Provided entries:

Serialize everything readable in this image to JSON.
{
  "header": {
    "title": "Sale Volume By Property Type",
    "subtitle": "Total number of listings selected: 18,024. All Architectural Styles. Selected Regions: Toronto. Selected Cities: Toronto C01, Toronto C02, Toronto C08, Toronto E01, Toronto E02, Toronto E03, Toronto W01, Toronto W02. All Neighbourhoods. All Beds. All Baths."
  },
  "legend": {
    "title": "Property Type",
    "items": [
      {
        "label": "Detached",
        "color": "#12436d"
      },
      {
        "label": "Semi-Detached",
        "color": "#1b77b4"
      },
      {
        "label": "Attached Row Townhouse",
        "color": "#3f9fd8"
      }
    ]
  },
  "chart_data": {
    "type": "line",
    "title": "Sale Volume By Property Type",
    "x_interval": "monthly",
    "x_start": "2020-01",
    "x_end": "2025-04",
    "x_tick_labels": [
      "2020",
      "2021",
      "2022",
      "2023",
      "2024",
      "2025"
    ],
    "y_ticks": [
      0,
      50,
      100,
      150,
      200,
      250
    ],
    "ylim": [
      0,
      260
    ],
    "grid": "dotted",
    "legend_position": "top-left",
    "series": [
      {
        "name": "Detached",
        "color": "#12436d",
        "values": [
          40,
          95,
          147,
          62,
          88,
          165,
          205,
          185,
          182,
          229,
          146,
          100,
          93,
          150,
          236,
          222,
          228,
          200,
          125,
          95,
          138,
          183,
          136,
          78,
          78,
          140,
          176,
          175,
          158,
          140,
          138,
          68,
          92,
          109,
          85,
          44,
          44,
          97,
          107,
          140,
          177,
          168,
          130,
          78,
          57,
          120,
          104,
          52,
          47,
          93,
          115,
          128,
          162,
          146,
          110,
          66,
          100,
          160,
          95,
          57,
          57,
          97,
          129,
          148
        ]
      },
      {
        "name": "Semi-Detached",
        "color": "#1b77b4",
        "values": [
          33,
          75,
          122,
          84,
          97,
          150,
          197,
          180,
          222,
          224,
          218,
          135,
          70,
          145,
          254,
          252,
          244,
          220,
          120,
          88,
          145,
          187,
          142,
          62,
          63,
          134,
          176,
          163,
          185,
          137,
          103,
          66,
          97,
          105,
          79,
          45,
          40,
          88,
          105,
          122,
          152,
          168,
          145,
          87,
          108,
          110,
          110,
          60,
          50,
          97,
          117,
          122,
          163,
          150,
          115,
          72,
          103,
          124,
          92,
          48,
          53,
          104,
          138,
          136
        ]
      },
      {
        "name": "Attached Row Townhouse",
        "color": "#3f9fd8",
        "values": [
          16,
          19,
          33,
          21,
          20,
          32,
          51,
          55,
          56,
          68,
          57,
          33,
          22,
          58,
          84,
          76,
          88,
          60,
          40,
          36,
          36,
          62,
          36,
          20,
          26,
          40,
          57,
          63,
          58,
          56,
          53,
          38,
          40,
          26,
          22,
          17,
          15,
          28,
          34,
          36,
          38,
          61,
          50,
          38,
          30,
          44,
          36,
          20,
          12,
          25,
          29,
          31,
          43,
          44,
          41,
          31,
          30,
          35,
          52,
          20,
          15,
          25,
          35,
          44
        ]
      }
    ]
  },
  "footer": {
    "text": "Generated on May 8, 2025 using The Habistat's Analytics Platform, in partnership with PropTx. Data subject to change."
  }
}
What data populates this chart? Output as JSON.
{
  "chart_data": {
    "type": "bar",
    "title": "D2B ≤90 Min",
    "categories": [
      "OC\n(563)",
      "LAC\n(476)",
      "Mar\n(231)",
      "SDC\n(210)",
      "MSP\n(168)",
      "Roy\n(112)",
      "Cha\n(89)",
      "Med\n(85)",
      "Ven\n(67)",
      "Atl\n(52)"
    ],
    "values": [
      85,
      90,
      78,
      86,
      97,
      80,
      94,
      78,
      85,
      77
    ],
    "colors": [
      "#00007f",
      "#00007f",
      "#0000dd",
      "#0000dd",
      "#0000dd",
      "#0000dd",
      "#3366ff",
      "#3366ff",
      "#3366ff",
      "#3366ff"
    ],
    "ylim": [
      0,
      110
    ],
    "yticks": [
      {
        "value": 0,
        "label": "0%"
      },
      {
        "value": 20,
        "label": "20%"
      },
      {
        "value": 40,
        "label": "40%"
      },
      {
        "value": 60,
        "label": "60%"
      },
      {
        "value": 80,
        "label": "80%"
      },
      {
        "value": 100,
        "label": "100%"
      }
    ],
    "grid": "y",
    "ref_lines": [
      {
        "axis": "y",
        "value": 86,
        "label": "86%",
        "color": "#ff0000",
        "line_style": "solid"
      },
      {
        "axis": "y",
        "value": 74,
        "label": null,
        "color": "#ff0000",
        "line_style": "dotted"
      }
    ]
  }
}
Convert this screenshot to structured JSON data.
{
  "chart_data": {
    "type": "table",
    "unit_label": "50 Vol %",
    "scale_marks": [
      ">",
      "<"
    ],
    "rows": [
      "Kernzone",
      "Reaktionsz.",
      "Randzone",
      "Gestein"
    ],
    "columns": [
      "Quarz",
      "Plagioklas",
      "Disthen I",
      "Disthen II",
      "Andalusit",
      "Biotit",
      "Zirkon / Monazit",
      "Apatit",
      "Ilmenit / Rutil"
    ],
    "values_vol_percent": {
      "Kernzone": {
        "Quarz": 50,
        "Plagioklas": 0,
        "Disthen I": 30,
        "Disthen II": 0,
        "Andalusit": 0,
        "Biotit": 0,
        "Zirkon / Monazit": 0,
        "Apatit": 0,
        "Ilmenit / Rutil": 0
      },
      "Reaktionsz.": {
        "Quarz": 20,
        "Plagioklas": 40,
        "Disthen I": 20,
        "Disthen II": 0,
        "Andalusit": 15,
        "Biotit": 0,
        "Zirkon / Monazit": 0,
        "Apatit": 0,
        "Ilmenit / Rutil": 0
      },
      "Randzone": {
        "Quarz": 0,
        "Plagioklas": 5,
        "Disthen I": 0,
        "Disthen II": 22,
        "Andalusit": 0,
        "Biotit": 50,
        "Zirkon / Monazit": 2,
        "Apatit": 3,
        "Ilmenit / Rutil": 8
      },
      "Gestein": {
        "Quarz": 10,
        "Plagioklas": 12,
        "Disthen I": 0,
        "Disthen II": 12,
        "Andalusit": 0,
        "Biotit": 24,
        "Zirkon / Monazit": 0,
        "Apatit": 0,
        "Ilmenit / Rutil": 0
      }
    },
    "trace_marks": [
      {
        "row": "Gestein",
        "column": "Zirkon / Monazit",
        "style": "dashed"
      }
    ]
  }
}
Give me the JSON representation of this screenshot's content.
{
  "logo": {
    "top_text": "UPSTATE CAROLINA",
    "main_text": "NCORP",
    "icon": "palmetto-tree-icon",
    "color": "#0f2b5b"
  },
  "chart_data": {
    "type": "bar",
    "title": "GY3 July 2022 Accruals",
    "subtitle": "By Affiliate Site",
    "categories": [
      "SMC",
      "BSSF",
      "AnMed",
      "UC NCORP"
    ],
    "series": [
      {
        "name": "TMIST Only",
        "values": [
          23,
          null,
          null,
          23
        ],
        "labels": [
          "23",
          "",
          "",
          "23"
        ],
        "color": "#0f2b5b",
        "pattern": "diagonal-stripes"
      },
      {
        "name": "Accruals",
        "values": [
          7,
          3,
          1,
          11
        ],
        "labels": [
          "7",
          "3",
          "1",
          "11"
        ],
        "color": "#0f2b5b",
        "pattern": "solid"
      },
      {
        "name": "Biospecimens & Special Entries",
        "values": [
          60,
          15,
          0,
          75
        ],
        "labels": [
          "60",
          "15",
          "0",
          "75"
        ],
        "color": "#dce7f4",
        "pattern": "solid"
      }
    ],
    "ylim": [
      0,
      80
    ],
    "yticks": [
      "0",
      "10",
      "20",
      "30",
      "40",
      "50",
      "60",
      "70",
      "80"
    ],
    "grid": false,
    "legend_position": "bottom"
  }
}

Problem requirements: Copy all lines from the entries that contain the word "Disthen".

Finished exercise:
      "Disthen I",
      "Disthen II",
        "Disthen I": 30,
        "Disthen II": 0,
        "Disthen I": 20,
        "Disthen II": 0,
        "Disthen I": 0,
        "Disthen II": 22,
        "Disthen I": 0,
        "Disthen II": 12,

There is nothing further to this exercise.